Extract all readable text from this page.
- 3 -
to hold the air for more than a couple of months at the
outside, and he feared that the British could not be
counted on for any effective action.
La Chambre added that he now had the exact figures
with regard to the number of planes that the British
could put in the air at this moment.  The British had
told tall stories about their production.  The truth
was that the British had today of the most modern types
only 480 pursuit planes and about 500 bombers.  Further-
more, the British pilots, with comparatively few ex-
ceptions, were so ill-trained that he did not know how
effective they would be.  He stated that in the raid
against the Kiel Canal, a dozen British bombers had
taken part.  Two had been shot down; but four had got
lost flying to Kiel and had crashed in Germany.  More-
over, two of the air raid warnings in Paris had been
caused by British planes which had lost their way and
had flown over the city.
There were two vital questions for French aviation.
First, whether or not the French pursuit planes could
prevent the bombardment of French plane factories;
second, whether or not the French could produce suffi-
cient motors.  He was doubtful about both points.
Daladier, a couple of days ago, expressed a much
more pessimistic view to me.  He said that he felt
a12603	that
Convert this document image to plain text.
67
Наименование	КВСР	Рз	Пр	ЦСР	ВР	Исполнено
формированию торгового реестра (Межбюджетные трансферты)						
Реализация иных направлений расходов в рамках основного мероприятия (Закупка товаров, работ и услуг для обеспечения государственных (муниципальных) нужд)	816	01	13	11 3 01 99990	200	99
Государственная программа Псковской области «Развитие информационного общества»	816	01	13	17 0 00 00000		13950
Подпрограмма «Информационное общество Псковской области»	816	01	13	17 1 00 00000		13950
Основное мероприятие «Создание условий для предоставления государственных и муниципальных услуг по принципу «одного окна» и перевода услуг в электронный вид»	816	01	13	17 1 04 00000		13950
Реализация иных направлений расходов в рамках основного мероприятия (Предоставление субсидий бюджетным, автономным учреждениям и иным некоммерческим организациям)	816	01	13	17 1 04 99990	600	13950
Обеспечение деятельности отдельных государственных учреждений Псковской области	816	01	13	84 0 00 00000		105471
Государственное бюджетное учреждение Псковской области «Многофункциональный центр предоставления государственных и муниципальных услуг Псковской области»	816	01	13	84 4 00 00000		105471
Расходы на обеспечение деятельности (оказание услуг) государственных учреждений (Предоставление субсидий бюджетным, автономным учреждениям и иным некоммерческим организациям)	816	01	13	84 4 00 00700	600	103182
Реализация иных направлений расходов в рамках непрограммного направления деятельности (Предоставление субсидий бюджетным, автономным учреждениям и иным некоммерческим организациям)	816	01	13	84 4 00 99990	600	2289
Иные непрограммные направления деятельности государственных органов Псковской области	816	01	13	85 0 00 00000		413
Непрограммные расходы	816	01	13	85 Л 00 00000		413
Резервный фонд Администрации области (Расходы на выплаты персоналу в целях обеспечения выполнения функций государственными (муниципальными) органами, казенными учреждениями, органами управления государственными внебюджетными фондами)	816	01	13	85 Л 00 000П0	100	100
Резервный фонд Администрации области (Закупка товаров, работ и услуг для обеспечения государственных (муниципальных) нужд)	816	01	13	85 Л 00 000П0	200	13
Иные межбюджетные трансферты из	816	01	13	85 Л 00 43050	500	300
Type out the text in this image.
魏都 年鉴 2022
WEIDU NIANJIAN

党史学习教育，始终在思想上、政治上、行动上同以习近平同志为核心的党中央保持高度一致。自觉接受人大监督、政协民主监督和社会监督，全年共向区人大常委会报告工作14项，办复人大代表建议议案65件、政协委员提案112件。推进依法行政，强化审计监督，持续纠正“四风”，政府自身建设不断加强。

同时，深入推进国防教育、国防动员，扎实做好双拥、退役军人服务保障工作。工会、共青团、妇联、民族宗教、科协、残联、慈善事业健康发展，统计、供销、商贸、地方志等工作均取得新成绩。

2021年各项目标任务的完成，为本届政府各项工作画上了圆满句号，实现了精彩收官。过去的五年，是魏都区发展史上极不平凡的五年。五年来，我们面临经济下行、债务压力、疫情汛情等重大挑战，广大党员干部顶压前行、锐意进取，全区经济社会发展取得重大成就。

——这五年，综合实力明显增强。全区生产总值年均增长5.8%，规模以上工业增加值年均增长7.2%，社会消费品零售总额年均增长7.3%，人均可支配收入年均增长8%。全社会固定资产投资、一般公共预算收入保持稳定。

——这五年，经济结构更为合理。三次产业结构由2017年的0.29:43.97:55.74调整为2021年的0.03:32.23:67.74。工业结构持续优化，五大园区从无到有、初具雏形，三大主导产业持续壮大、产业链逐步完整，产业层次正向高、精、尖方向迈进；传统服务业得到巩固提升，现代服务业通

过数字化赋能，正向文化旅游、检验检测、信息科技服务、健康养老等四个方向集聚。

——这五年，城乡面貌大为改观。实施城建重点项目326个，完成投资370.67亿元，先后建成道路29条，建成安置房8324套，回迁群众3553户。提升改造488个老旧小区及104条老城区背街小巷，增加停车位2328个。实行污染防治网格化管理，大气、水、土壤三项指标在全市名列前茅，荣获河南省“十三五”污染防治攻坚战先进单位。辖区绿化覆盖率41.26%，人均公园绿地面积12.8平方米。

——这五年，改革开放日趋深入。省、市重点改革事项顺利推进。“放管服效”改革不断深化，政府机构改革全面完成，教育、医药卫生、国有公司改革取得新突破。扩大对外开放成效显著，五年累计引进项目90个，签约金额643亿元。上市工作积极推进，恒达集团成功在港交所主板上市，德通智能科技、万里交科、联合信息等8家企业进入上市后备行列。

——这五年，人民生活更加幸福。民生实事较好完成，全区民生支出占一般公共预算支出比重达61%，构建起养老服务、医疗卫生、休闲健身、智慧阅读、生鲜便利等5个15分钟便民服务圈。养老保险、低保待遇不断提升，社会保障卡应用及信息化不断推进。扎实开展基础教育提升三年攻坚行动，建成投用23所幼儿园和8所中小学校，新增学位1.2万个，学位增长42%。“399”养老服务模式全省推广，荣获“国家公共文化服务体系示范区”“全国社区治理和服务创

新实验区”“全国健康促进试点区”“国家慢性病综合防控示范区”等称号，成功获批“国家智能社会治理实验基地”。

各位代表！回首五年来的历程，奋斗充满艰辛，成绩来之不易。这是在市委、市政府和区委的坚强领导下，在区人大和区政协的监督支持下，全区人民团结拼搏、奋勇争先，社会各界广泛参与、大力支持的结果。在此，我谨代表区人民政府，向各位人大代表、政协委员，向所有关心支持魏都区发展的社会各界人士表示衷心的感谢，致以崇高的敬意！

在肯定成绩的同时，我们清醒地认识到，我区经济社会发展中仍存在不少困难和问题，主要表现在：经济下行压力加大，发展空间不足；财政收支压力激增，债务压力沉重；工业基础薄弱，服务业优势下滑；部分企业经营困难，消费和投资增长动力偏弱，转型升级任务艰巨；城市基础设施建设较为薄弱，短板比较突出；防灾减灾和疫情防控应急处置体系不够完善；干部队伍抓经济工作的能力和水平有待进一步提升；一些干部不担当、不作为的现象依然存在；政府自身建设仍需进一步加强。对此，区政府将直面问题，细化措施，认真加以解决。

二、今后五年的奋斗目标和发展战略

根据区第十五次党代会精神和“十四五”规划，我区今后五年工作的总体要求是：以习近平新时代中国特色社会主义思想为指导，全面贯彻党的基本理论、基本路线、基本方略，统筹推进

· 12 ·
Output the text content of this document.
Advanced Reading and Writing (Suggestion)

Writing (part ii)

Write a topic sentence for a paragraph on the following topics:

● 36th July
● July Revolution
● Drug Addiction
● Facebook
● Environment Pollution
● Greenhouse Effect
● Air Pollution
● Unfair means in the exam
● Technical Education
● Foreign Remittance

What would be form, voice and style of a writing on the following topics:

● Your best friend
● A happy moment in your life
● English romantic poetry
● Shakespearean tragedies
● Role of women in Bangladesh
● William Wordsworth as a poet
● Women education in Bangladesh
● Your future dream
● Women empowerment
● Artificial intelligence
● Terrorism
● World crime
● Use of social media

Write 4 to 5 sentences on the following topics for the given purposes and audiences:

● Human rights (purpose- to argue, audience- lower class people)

(Task statement) Scan the records above for the string "British", then select every line that holds it.

(Written response)
outside, and he feared that the British could not be
with regard to the number of planes that the British
could put in the air at this moment.  The British had
was that the British had today of the most modern types
more, the British pilots, with comparatively few ex-
against the Kiel Canal, a dozen British bombers had
caused by British planes which had lost their way and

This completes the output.